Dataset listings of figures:

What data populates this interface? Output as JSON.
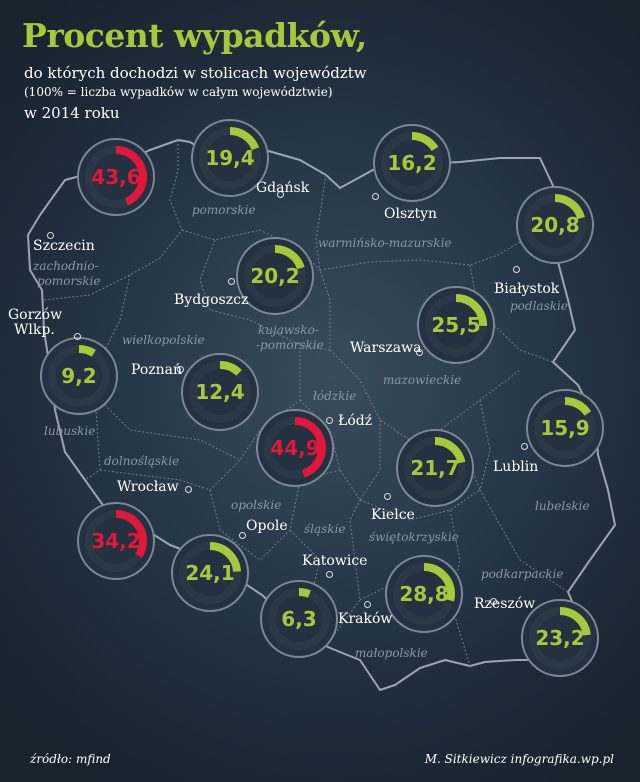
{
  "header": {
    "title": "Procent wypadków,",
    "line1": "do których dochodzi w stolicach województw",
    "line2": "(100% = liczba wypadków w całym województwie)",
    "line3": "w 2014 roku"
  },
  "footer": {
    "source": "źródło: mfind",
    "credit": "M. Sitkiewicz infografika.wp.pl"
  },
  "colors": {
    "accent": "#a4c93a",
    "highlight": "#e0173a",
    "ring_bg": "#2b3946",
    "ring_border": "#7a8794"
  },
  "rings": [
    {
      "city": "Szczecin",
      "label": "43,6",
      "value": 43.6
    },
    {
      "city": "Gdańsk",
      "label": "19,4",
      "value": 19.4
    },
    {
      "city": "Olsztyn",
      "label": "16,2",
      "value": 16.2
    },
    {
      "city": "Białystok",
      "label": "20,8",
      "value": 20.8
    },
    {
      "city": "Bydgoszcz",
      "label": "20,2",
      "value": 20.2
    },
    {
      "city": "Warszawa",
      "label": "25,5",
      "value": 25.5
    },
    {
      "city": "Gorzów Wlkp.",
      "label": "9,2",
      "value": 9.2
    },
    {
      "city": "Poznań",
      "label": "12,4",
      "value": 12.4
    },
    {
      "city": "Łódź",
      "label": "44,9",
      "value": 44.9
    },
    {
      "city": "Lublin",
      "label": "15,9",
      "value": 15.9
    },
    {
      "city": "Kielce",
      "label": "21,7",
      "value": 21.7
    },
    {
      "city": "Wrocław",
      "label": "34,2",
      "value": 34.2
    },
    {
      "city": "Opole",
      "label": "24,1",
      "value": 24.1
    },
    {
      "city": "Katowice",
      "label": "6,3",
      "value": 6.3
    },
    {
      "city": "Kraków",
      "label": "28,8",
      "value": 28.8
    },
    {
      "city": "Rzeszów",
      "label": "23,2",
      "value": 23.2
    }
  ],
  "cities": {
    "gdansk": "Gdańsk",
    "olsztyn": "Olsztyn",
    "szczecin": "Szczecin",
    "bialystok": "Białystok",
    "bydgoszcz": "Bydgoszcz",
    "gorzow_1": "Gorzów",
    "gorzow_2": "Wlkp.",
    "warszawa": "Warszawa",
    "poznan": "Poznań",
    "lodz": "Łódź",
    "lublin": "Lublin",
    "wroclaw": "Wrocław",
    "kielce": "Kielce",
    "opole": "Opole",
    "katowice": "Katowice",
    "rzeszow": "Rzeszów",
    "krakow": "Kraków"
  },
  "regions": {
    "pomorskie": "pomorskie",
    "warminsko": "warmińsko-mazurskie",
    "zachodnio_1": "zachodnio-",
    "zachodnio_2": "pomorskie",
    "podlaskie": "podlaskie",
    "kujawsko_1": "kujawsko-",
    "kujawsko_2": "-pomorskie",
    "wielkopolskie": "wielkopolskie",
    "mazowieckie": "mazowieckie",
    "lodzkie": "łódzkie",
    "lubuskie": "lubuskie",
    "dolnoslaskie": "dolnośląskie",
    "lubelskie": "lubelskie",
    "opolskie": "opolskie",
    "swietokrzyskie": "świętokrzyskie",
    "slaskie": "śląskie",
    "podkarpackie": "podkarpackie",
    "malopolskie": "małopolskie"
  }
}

| WHAT THE TASK ASKS |
Only the number is wanted: how many lines contain the string "Białystok"?

| RESPONSE FOR THIS EXERCISE |
2